## SET EXERCISE
Examine the records and identify each line that includes the string "была". Copy those lines.

## RECORDS FOR THIS TASK

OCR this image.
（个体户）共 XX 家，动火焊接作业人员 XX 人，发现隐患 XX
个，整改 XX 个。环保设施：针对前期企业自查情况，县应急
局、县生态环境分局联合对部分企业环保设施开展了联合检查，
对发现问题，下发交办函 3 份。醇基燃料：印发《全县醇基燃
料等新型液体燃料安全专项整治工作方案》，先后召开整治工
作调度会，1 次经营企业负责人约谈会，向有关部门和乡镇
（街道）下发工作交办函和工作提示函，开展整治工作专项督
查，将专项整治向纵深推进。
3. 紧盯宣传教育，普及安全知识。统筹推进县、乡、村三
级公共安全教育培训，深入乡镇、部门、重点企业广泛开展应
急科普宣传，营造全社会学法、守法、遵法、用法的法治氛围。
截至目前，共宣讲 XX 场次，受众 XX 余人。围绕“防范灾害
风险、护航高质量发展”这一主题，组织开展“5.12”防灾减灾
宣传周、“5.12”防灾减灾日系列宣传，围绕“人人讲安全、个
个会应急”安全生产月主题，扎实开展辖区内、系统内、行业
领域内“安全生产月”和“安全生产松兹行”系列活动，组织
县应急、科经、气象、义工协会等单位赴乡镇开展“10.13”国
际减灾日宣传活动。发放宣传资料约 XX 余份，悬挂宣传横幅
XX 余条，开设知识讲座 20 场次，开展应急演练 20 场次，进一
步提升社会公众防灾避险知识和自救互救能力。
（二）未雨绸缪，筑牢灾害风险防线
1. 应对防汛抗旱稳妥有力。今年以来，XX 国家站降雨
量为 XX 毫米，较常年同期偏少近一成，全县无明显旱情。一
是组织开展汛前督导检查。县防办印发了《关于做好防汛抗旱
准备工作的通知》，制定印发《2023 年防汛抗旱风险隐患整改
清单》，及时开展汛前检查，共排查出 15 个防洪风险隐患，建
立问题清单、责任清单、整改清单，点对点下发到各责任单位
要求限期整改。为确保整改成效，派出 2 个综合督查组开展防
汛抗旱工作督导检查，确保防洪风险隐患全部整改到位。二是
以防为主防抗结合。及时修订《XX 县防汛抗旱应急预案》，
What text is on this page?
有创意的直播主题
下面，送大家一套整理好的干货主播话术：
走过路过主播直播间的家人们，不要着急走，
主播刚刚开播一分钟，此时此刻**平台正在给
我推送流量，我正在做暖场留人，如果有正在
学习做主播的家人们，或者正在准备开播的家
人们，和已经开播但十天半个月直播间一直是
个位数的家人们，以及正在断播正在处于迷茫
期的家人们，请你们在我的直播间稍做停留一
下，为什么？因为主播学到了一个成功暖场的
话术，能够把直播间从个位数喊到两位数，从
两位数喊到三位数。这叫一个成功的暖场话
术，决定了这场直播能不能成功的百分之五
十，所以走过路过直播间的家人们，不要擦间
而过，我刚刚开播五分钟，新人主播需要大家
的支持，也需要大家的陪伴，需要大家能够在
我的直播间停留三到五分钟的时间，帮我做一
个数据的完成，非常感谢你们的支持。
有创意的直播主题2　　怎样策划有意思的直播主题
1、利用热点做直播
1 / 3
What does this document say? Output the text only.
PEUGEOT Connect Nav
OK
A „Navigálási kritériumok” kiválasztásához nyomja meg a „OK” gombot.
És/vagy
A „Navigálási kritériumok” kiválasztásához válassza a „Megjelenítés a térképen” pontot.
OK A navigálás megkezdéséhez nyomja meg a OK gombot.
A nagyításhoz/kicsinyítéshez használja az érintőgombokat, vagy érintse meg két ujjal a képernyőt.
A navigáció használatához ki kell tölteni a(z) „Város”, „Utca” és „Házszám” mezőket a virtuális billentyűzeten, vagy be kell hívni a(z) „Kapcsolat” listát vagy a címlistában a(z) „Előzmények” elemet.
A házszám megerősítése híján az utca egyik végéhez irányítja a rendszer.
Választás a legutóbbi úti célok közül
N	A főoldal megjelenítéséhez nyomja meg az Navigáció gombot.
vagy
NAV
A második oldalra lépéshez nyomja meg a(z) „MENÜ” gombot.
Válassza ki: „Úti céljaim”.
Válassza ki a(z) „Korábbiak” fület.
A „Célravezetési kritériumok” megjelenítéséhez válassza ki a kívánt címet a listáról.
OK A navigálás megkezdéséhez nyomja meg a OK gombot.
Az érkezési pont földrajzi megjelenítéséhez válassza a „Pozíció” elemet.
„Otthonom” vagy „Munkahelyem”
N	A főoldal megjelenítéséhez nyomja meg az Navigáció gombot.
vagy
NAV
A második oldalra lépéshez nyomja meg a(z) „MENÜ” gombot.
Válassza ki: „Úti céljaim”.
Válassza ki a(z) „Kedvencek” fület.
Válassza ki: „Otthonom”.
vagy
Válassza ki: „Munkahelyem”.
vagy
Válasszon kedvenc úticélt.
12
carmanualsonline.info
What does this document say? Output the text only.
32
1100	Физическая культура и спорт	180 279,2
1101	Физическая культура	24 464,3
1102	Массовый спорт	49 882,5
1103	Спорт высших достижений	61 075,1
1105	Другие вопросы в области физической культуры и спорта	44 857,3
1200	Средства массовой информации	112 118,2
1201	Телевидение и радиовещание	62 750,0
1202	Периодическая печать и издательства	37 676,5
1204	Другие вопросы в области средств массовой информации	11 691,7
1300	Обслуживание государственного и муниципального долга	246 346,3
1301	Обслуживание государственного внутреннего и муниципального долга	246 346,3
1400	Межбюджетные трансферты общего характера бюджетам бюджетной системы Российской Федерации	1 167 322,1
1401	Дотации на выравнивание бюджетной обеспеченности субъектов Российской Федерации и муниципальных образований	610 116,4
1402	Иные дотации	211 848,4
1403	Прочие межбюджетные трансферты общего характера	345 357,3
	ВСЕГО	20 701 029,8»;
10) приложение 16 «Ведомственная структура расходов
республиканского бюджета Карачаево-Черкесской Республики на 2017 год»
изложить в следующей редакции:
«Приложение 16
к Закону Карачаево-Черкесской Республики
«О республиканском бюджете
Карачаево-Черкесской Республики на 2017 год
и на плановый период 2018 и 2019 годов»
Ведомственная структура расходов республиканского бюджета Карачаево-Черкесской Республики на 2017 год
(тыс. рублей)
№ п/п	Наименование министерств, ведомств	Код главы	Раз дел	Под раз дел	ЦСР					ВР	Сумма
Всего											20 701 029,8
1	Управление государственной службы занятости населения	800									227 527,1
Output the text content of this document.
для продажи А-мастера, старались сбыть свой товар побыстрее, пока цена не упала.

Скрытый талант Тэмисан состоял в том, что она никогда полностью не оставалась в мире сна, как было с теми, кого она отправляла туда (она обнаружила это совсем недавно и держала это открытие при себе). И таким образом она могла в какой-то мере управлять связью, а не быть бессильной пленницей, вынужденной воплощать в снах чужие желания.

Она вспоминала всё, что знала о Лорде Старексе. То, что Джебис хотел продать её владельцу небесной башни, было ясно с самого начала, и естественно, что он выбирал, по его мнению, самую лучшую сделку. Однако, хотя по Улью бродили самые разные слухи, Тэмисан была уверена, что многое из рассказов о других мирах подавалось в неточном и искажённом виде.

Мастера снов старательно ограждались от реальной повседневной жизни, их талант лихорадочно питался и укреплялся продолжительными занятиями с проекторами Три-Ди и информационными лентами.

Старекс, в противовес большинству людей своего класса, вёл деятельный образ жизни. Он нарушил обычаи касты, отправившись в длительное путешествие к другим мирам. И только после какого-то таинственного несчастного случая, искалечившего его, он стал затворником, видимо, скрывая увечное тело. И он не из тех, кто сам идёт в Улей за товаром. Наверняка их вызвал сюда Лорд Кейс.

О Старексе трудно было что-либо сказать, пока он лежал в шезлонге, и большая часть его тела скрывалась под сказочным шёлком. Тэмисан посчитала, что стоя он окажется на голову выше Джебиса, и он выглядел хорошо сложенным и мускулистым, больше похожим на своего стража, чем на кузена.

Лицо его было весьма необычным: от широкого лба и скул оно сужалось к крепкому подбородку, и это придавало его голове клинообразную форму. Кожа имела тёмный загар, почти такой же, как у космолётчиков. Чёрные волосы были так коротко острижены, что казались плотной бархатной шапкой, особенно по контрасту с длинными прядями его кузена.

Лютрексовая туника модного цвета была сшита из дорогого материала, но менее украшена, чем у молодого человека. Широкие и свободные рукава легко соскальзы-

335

## SOLUTION TO THIS EXERCISE
Она вспоминала всё, что знала о Лорде Старексе. То, что Джебис хотел продать её владельцу небесной башни, было ясно с самого начала, и естественно, что он выбирал, по его мнению, самую лучшую сделку. Однако, хотя по Улью бродили самые разные слухи, Тэмисан была уверена, что многое из рассказов о других мирах подавалось в неточном и искажённом виде.
Лютрексовая туника модного цвета была сшита из дорогого материала, но менее украшена, чем у молодого человека. Широкие и свободные рукава легко соскальзы-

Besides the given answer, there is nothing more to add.